* [STATED PROBLEM]:
All of the records below should be output exactly.

(Figure data in JSON)

::::::::

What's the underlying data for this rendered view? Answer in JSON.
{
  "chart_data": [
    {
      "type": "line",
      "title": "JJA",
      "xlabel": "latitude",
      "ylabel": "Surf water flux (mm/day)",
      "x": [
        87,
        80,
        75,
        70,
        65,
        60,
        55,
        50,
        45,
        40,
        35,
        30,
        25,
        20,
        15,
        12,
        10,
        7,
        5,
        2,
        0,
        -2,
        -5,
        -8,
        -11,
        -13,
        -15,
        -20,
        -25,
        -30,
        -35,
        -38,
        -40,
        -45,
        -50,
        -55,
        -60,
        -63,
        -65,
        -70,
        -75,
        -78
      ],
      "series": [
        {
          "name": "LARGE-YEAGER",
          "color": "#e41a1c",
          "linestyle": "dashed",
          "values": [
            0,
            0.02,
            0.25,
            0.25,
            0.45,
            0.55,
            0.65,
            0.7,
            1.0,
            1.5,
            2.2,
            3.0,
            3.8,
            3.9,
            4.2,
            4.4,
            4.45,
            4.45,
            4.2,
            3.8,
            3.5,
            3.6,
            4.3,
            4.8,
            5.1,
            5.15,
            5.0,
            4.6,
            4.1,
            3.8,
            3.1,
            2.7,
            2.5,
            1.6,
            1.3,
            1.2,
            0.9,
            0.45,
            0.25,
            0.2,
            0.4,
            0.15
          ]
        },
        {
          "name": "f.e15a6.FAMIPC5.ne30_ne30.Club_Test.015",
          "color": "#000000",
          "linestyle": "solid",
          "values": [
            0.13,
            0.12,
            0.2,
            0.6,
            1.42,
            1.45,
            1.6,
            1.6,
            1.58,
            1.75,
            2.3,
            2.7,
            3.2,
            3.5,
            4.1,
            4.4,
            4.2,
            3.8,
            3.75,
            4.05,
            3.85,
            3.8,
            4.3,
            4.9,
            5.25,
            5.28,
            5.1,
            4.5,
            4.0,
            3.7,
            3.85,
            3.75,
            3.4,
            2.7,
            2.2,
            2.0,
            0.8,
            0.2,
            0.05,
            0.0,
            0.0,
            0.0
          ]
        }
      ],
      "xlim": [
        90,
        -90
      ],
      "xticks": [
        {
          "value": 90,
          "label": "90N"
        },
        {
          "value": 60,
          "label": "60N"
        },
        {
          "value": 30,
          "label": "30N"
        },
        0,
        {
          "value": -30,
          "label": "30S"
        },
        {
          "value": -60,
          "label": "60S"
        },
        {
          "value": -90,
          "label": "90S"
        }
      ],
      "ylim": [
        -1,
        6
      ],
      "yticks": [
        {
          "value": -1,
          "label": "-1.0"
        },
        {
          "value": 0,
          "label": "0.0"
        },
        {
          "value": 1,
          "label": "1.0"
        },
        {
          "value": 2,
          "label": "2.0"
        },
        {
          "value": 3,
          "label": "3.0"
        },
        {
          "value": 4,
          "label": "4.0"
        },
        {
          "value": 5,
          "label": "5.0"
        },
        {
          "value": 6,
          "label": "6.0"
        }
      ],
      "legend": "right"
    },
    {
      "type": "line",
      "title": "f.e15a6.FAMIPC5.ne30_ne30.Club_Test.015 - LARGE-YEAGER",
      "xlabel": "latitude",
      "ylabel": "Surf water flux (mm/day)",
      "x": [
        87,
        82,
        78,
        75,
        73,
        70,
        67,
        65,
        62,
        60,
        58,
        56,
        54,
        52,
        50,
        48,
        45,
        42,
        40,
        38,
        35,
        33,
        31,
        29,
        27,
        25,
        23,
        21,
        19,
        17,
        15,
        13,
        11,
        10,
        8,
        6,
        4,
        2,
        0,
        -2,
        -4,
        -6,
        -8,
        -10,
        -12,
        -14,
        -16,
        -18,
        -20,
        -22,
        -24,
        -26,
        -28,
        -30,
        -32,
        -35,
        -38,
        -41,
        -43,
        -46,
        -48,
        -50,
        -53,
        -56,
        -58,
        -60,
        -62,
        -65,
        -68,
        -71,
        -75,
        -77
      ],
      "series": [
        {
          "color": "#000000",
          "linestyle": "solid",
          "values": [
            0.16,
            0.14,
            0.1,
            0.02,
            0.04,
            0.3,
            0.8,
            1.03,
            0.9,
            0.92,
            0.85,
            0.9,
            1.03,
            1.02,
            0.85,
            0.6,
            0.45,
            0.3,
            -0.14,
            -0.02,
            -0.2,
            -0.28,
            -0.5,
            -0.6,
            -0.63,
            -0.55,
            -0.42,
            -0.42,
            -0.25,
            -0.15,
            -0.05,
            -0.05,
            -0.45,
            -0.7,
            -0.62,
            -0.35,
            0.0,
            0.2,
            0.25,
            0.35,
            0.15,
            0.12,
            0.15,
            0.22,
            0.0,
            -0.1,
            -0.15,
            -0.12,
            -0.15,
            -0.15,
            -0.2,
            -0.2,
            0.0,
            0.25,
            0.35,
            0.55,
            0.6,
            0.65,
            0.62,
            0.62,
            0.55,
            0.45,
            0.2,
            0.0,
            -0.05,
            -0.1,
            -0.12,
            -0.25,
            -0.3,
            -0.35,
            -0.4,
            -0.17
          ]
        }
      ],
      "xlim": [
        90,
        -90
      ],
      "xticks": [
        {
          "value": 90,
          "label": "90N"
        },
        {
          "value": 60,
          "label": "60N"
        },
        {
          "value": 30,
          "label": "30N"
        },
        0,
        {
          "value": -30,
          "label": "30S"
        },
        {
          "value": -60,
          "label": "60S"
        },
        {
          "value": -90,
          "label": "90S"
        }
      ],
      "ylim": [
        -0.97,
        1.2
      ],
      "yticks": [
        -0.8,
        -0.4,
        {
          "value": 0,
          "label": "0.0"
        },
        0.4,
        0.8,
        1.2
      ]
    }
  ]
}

::::::::

* [OUTPUT BELOW]:
What's the underlying data for this rendered view? Answer in JSON.
{
  "chart_data": [
    {
      "type": "line",
      "title": "JJA",
      "xlabel": "latitude",
      "ylabel": "Surf water flux (mm/day)",
      "x": [
        87,
        80,
        75,
        70,
        65,
        60,
        55,
        50,
        45,
        40,
        35,
        30,
        25,
        20,
        15,
        12,
        10,
        7,
        5,
        2,
        0,
        -2,
        -5,
        -8,
        -11,
        -13,
        -15,
        -20,
        -25,
        -30,
        -35,
        -38,
        -40,
        -45,
        -50,
        -55,
        -60,
        -63,
        -65,
        -70,
        -75,
        -78
      ],
      "series": [
        {
          "name": "LARGE-YEAGER",
          "color": "#e41a1c",
          "linestyle": "dashed",
          "values": [
            0,
            0.02,
            0.25,
            0.25,
            0.45,
            0.55,
            0.65,
            0.7,
            1.0,
            1.5,
            2.2,
            3.0,
            3.8,
            3.9,
            4.2,
            4.4,
            4.45,
            4.45,
            4.2,
            3.8,
            3.5,
            3.6,
            4.3,
            4.8,
            5.1,
            5.15,
            5.0,
            4.6,
            4.1,
            3.8,
            3.1,
            2.7,
            2.5,
            1.6,
            1.3,
            1.2,
            0.9,
            0.45,
            0.25,
            0.2,
            0.4,
            0.15
          ]
        },
        {
          "name": "f.e15a6.FAMIPC5.ne30_ne30.Club_Test.015",
          "color": "#000000",
          "linestyle": "solid",
          "values": [
            0.13,
            0.12,
            0.2,
            0.6,
            1.42,
            1.45,
            1.6,
            1.6,
            1.58,
            1.75,
            2.3,
            2.7,
            3.2,
            3.5,
            4.1,
            4.4,
            4.2,
            3.8,
            3.75,
            4.05,
            3.85,
            3.8,
            4.3,
            4.9,
            5.25,
            5.28,
            5.1,
            4.5,
            4.0,
            3.7,
            3.85,
            3.75,
            3.4,
            2.7,
            2.2,
            2.0,
            0.8,
            0.2,
            0.05,
            0.0,
            0.0,
            0.0
          ]
        }
      ],
      "xlim": [
        90,
        -90
      ],
      "xticks": [
        {
          "value": 90,
          "label": "90N"
        },
        {
          "value": 60,
          "label": "60N"
        },
        {
          "value": 30,
          "label": "30N"
        },
        0,
        {
          "value": -30,
          "label": "30S"
        },
        {
          "value": -60,
          "label": "60S"
        },
        {
          "value": -90,
          "label": "90S"
        }
      ],
      "ylim": [
        -1,
        6
      ],
      "yticks": [
        {
          "value": -1,
          "label": "-1.0"
        },
        {
          "value": 0,
          "label": "0.0"
        },
        {
          "value": 1,
          "label": "1.0"
        },
        {
          "value": 2,
          "label": "2.0"
        },
        {
          "value": 3,
          "label": "3.0"
        },
        {
          "value": 4,
          "label": "4.0"
        },
        {
          "value": 5,
          "label": "5.0"
        },
        {
          "value": 6,
          "label": "6.0"
        }
      ],
      "legend": "right"
    },
    {
      "type": "line",
      "title": "f.e15a6.FAMIPC5.ne30_ne30.Club_Test.015 - LARGE-YEAGER",
      "xlabel": "latitude",
      "ylabel": "Surf water flux (mm/day)",
      "x": [
        87,
        82,
        78,
        75,
        73,
        70,
        67,
        65,
        62,
        60,
        58,
        56,
        54,
        52,
        50,
        48,
        45,
        42,
        40,
        38,
        35,
        33,
        31,
        29,
        27,
        25,
        23,
        21,
        19,
        17,
        15,
        13,
        11,
        10,
        8,
        6,
        4,
        2,
        0,
        -2,
        -4,
        -6,
        -8,
        -10,
        -12,
        -14,
        -16,
        -18,
        -20,
        -22,
        -24,
        -26,
        -28,
        -30,
        -32,
        -35,
        -38,
        -41,
        -43,
        -46,
        -48,
        -50,
        -53,
        -56,
        -58,
        -60,
        -62,
        -65,
        -68,
        -71,
        -75,
        -77
      ],
      "series": [
        {
          "color": "#000000",
          "linestyle": "solid",
          "values": [
            0.16,
            0.14,
            0.1,
            0.02,
            0.04,
            0.3,
            0.8,
            1.03,
            0.9,
            0.92,
            0.85,
            0.9,
            1.03,
            1.02,
            0.85,
            0.6,
            0.45,
            0.3,
            -0.14,
            -0.02,
            -0.2,
            -0.28,
            -0.5,
            -0.6,
            -0.63,
            -0.55,
            -0.42,
            -0.42,
            -0.25,
            -0.15,
            -0.05,
            -0.05,
            -0.45,
            -0.7,
            -0.62,
            -0.35,
            0.0,
            0.2,
            0.25,
            0.35,
            0.15,
            0.12,
            0.15,
            0.22,
            0.0,
            -0.1,
            -0.15,
            -0.12,
            -0.15,
            -0.15,
            -0.2,
            -0.2,
            0.0,
            0.25,
            0.35,
            0.55,
            0.6,
            0.65,
            0.62,
            0.62,
            0.55,
            0.45,
            0.2,
            0.0,
            -0.05,
            -0.1,
            -0.12,
            -0.25,
            -0.3,
            -0.35,
            -0.4,
            -0.17
          ]
        }
      ],
      "xlim": [
        90,
        -90
      ],
      "xticks": [
        {
          "value": 90,
          "label": "90N"
        },
        {
          "value": 60,
          "label": "60N"
        },
        {
          "value": 30,
          "label": "30N"
        },
        0,
        {
          "value": -30,
          "label": "30S"
        },
        {
          "value": -60,
          "label": "60S"
        },
        {
          "value": -90,
          "label": "90S"
        }
      ],
      "ylim": [
        -0.97,
        1.2
      ],
      "yticks": [
        -0.8,
        -0.4,
        {
          "value": 0,
          "label": "0.0"
        },
        0.4,
        0.8,
        1.2
      ]
    }
  ]
}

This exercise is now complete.